## Start Records shown
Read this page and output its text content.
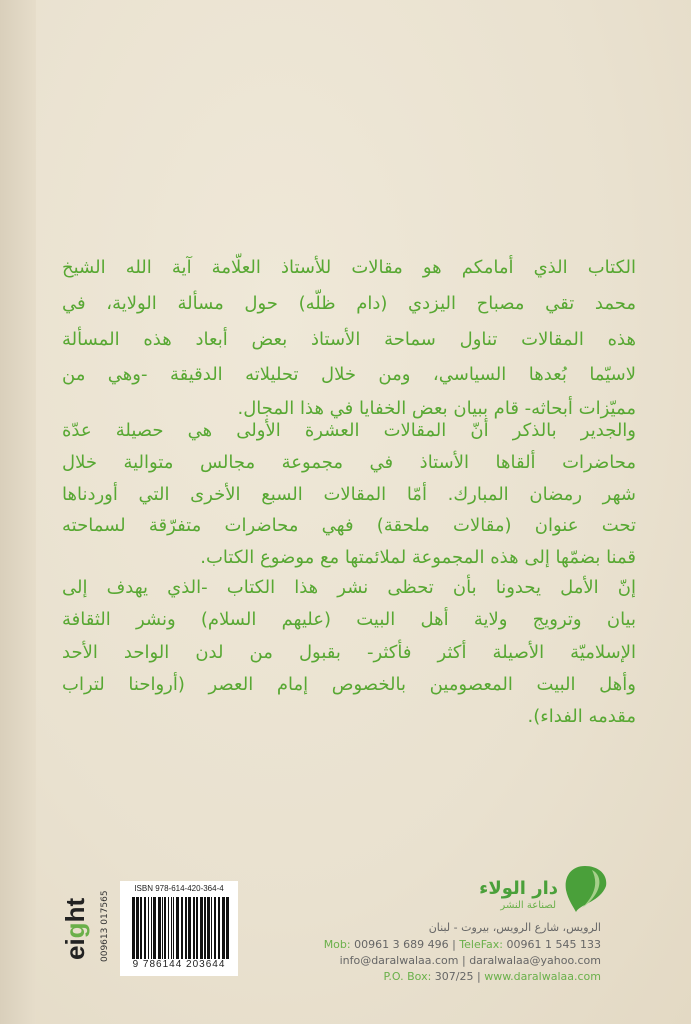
الكتاب الذي أمامكم هو مقالات للأستاذ العلّامة آية الله الشيخ
محمد تقي مصباح اليزدي (دام ظلّه) حول مسألة الولاية، في
هذه المقالات تناول سماحة الأستاذ بعض أبعاد هذه المسألة
لاسيّما بُعدها السياسي، ومن خلال تحليلاته الدقيقة -وهي من
مميّزات أبحاثه- قام ببيان بعض الخفايا في هذا المجال.
والجدير بالذكر أنّ المقالات العشرة الأولى هي حصيلة عدّة
محاضرات ألقاها الأستاذ في مجموعة مجالس متوالية خلال
شهر رمضان المبارك. أمّا المقالات السبع الأخرى التي أوردناها
تحت عنوان (مقالات ملحقة) فهي محاضرات متفرّقة لسماحته
قمنا بضمّها إلى هذه المجموعة لملائمتها مع موضوع الكتاب.
إنّ الأمل يحدونا بأن تحظى نشر هذا الكتاب -الذي يهدف إلى
بيان وترويج ولاية أهل البيت (عليهم السلام) ونشر الثقافة
الإسلاميّة الأصيلة أكثر فأكثر- بقبول من لدن الواحد الأحد
وأهل البيت المعصومين بالخصوص إمام العصر (أرواحنا لتراب
مقدمه الفداء).
دار الولاء
لصناعة النشر
الرويس، شارع الرويس، بيروت - لبنان
Mob: 00961 3 689 496 | TeleFax: 00961 1 545 133
info@daralwalaa.com | daralwalaa@yahoo.com
P.O. Box: 307/25 | www.daralwalaa.com
ISBN 978-614-420-364-4
9 786144 203644
eight 009613 017565
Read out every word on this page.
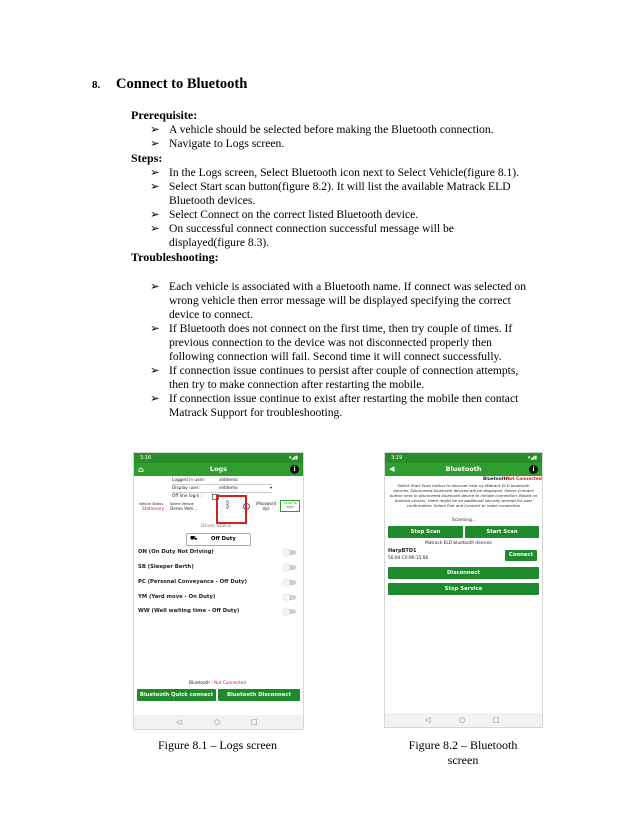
8. Connect to Bluetooth
Prerequisite:
➢ A vehicle should be selected before making the Bluetooth connection.
➢ Navigate to Logs screen.
Steps:
➢ In the Logs screen, Select Bluetooth icon next to Select Vehicle(figure 8.1).
➢ Select Start scan button(figure 8.2). It will list the available Matrack ELD
Bluetooth devices.
➢ Select Connect on the correct listed Bluetooth device.
➢ On successful connect connection successful message will be
displayed(figure 8.3).
Troubleshooting:
➢ Each vehicle is associated with a Bluetooth name. If connect was selected on
wrong vehicle then error message will be displayed specifying the correct
device to connect.
➢ If Bluetooth does not connect on the first time, then try couple of times. If
previous connection to the device was not disconnected properly then
following connection will fail. Second time it will connect successfully.
➢ If connection issue continues to persist after couple of connection attempts,
then try to make connection after restarting the mobile.
➢ If connection issue continue to exist after restarting the mobile then contact
Matrack Support for troubleshooting.
3:16	▾◢▮
⌂	Logs	i
Logged in user:	xlddemo
Display user:	xlddemo	▾
Off line login :
Vehicle Status
Stationary
Select Vehicle
Demo Vehi...	ᛒ	(Password Up)
Send To login
Driver Status
⛟	Off Duty
ON (On Duty Not Driving)
SB (Sleeper Berth)
PC (Personal Conveyance - Off Duty)
YM (Yard move - On Duty)
WW (Well waiting time - Off Duty)
Bluetooth : Not Connected
Bluetooth Quick connect	Bluetooth Disconnect
◁	○	□
Figure 8.1 – Logs screen
3:19	▾◢▮
◀	Bluetooth	i
Bluetooth :
Not Connected
Select Start Scan button to discover near by Matrack ELD bluetooth devices. Discovered bluetooth devices will be displayed. Select Connect button next to discovered bluetooth device to initiate connection. Based on Android version, there might be an additional security prompt for user confirmation. Select Pair and Connect to make connection
Scanning...
Stop Scan	Start Scan
Matrack ELD bluetooth devices
HarpBTD1
56:94:C0:96:15:80
Connect
Disconnect
Stop Service
◁	○	□
Figure 8.2 – Bluetooth
screen
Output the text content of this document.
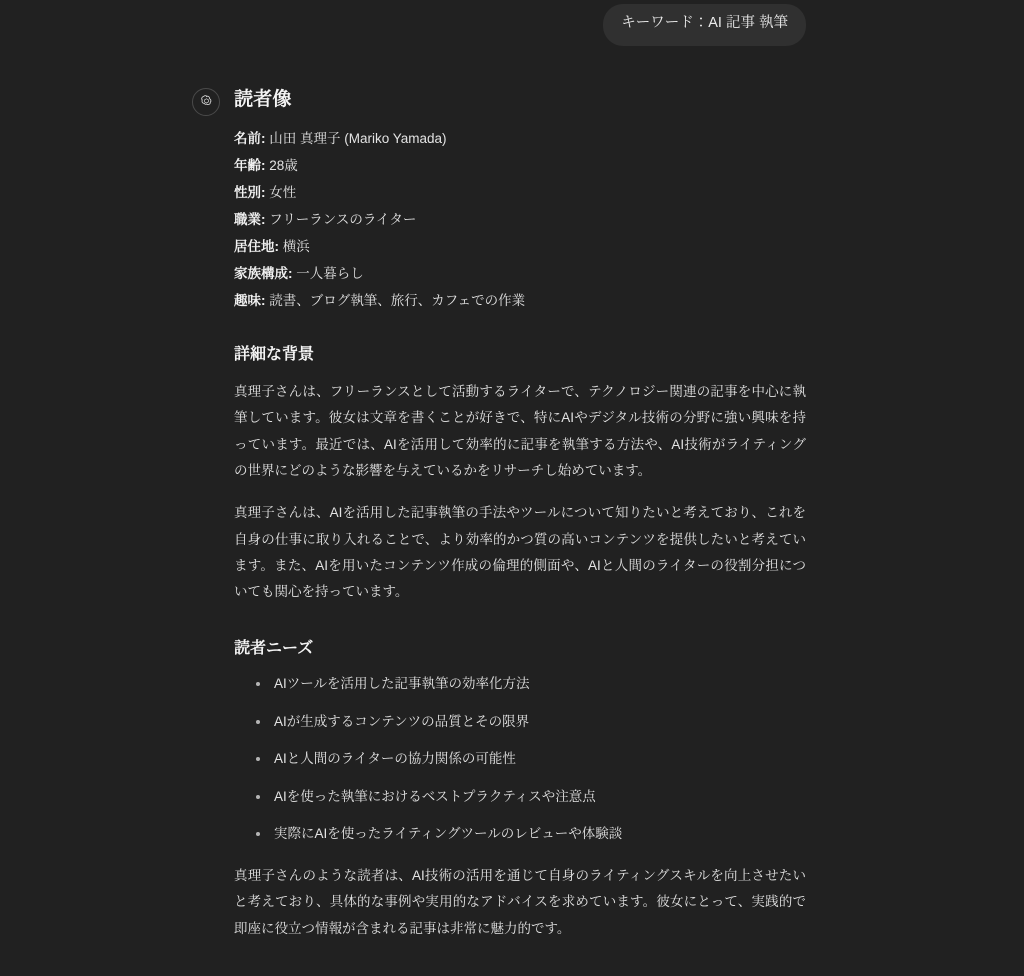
キーワード：AI 記事 執筆
読者像
名前: 山田 真理子 (Mariko Yamada)
年齢: 28歳
性別: 女性
職業: フリーランスのライター
居住地: 横浜
家族構成: 一人暮らし
趣味: 読書、ブログ執筆、旅行、カフェでの作業
詳細な背景

真理子さんは、フリーランスとして活動するライターで、テクノロジー関連の記事を中心に執筆しています。彼女は文章を書くことが好きで、特にAIやデジタル技術の分野に強い興味を持っています。最近では、AIを活用して効率的に記事を執筆する方法や、AI技術がライティングの世界にどのような影響を与えているかをリサーチし始めています。

真理子さんは、AIを活用した記事執筆の手法やツールについて知りたいと考えており、これを自身の仕事に取り入れることで、より効率的かつ質の高いコンテンツを提供したいと考えています。また、AIを用いたコンテンツ作成の倫理的側面や、AIと人間のライターの役割分担についても関心を持っています。

読者ニーズ
AIツールを活用した記事執筆の効率化方法
AIが生成するコンテンツの品質とその限界
AIと人間のライターの協力関係の可能性
AIを使った執筆におけるベストプラクティスや注意点
実際にAIを使ったライティングツールのレビューや体験談

真理子さんのような読者は、AI技術の活用を通じて自身のライティングスキルを向上させたいと考えており、具体的な事例や実用的なアドバイスを求めています。彼女にとって、実践的で即座に役立つ情報が含まれる記事は非常に魅力的です。
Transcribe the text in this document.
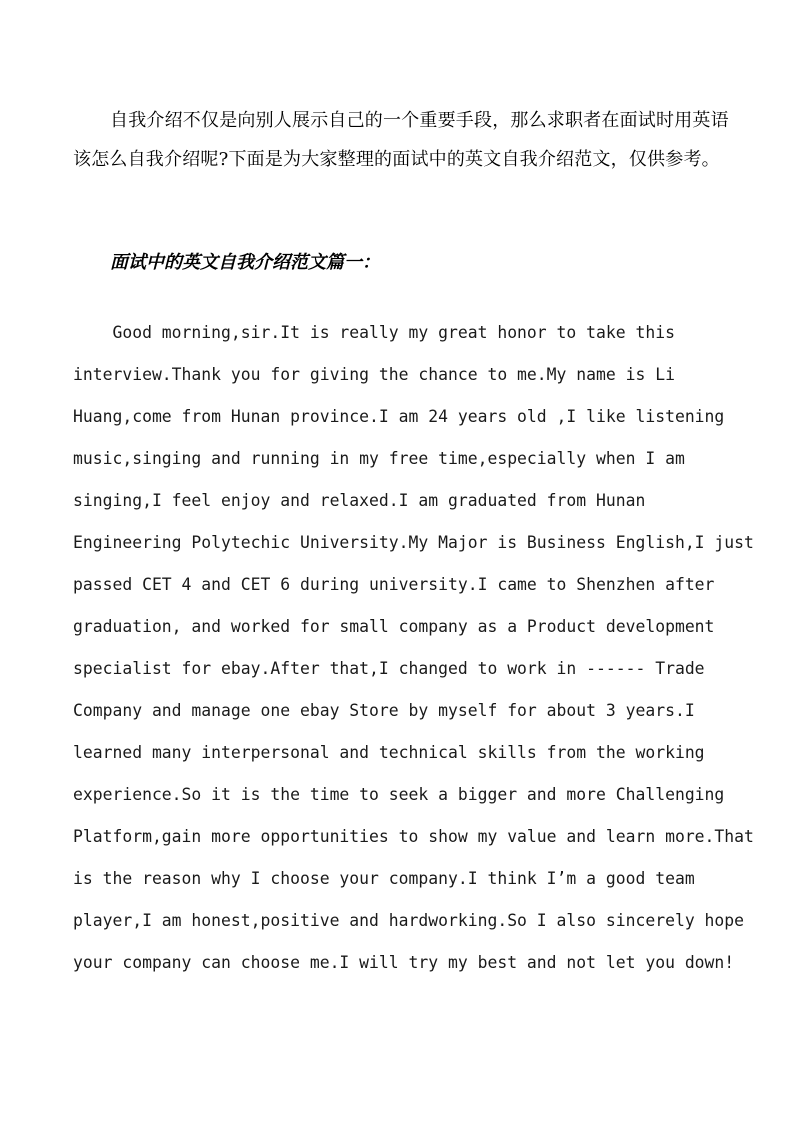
自我介绍不仅是向别人展示自己的一个重要手段，那么求职者在面试时用英语该怎么自我介绍呢?下面是为大家整理的面试中的英文自我介绍范文，仅供参考。

面试中的英文自我介绍范文篇一：

Good morning,sir.It is really my great honor to take this
interview.Thank you for giving the chance to me.My name is Li
Huang,come from Hunan province.I am 24 years old ,I like listening
music,singing and running in my free time,especially when I am
singing,I feel enjoy and relaxed.I am graduated from Hunan
Engineering Polytechic University.My Major is Business English,I just
passed CET 4 and CET 6 during university.I came to Shenzhen after
graduation, and worked for small company as a Product development
specialist for ebay.After that,I changed to work in ------ Trade
Company and manage one ebay Store by myself for about 3 years.I
learned many interpersonal and technical skills from the working
experience.So it is the time to seek a bigger and more Challenging
Platform,gain more opportunities to show my value and learn more.That
is the reason why I choose your company.I think I’m a good team
player,I am honest,positive and hardworking.So I also sincerely hope
your company can choose me.I will try my best and not let you down!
## End Records shown
▸ **Aim**
Show the lines that mention the word "message".

▸ **Task output**
➢ On successful connect connection successful message will be
wrong vehicle then error message will be displayed specifying the correct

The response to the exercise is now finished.